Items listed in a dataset

=====

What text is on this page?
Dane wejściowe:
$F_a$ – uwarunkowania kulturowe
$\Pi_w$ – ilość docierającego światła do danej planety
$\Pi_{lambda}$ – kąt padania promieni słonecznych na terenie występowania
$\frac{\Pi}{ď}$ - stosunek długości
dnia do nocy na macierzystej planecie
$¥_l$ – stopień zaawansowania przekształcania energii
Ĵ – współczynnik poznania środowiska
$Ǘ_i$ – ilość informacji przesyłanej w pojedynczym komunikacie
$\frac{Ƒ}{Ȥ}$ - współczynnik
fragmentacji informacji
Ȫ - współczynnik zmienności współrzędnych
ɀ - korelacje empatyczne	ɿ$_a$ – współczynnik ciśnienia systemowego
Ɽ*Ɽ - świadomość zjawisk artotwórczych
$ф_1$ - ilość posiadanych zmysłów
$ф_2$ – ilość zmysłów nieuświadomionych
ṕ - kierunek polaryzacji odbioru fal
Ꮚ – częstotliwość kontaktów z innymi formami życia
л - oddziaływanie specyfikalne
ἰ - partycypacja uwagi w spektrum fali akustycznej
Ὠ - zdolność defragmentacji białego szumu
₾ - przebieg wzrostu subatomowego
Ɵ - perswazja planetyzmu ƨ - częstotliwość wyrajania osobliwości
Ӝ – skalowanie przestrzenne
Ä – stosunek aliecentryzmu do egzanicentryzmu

=====

== What you are asked to do ==
Above are the records; copy every line in them that holds the word "stosunek".

== Finished answer ==
$\frac{\Pi}{ď}$ - stosunek długości
Ä – stosunek aliecentryzmu do egzanicentryzmu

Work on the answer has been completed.